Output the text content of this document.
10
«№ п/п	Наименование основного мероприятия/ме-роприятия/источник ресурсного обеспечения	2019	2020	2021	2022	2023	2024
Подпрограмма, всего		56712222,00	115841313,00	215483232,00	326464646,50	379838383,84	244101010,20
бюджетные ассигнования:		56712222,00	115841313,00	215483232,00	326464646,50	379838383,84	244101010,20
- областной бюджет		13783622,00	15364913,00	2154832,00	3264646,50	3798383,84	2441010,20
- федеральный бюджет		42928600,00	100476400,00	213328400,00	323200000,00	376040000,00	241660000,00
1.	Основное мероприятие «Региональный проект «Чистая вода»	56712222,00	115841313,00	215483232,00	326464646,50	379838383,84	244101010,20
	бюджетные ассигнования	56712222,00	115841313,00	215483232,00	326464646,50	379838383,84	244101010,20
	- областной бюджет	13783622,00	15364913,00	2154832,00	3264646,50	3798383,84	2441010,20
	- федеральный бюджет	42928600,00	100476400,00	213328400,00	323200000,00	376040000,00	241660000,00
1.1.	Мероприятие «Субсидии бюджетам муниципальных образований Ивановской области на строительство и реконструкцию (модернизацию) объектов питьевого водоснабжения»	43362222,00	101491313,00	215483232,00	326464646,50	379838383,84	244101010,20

--

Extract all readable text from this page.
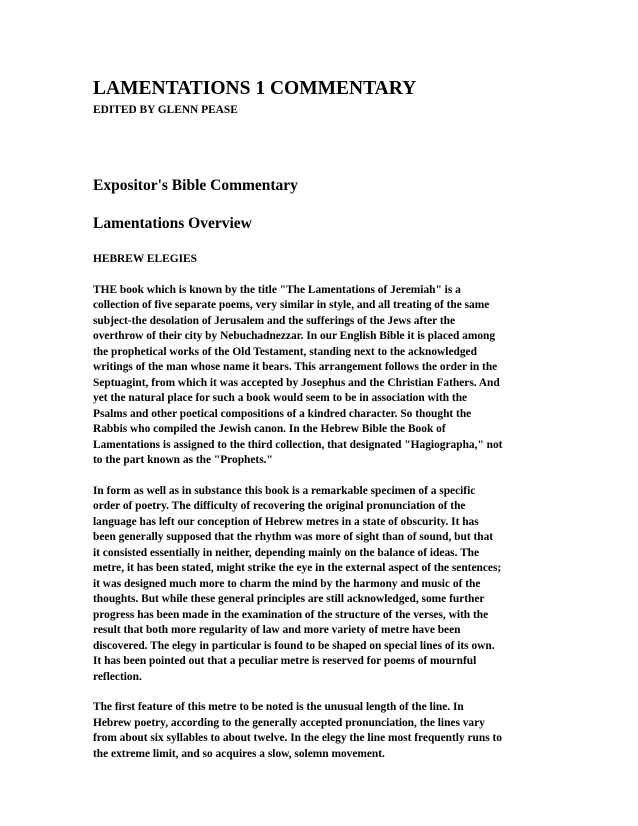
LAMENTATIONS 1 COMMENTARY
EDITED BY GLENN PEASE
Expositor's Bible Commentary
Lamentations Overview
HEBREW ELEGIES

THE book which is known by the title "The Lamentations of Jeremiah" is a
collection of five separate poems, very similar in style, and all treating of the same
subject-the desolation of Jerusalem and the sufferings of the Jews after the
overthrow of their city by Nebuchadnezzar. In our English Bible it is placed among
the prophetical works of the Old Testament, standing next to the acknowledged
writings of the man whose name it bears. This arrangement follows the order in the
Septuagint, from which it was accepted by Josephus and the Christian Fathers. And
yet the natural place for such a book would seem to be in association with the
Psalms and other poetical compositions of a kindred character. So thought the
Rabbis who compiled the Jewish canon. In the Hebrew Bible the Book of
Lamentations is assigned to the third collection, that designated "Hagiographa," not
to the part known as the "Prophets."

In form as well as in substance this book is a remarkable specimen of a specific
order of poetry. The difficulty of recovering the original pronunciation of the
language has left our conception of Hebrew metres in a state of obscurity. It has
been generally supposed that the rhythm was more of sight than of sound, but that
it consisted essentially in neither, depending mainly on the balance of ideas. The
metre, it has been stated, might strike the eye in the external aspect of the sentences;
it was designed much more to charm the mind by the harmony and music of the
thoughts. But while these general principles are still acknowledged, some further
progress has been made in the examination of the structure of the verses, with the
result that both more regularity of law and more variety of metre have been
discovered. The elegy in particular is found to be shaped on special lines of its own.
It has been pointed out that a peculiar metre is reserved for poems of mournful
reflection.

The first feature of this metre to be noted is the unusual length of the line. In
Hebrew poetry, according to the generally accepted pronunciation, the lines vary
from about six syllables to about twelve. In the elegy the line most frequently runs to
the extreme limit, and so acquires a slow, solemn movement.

==

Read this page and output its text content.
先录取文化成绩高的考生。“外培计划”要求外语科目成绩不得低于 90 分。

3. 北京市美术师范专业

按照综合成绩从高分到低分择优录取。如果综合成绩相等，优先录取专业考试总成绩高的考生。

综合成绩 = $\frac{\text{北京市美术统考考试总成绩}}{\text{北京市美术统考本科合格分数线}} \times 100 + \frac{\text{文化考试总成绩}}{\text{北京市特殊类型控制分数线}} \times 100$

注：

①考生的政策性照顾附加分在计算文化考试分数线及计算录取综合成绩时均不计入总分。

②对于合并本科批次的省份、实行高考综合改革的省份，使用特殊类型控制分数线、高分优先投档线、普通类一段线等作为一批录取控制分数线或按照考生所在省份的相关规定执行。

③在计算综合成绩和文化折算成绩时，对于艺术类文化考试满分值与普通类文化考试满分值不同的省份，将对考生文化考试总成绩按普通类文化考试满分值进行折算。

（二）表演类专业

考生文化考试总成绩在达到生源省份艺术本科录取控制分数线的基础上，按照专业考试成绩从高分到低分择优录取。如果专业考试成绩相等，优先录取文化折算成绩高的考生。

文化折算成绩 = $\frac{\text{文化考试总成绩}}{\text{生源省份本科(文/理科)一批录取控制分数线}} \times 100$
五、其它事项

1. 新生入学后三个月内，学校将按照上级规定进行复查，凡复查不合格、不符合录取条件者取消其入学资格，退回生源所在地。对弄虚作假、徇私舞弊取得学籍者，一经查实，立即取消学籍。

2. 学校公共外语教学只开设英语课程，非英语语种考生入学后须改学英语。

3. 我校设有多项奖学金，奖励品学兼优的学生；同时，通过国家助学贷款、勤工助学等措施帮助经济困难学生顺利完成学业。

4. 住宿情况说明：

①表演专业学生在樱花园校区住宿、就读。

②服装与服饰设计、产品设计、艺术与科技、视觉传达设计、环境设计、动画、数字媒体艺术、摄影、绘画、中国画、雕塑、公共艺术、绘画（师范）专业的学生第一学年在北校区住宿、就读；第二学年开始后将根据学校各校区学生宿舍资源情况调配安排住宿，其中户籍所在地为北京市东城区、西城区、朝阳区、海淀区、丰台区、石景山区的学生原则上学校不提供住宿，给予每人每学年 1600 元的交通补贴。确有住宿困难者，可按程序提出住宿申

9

Task prompt →
Find the lines that include the string "page", then copy each of them.

Written solution →
Extract all readable text from this page.
Read this page and output its text content.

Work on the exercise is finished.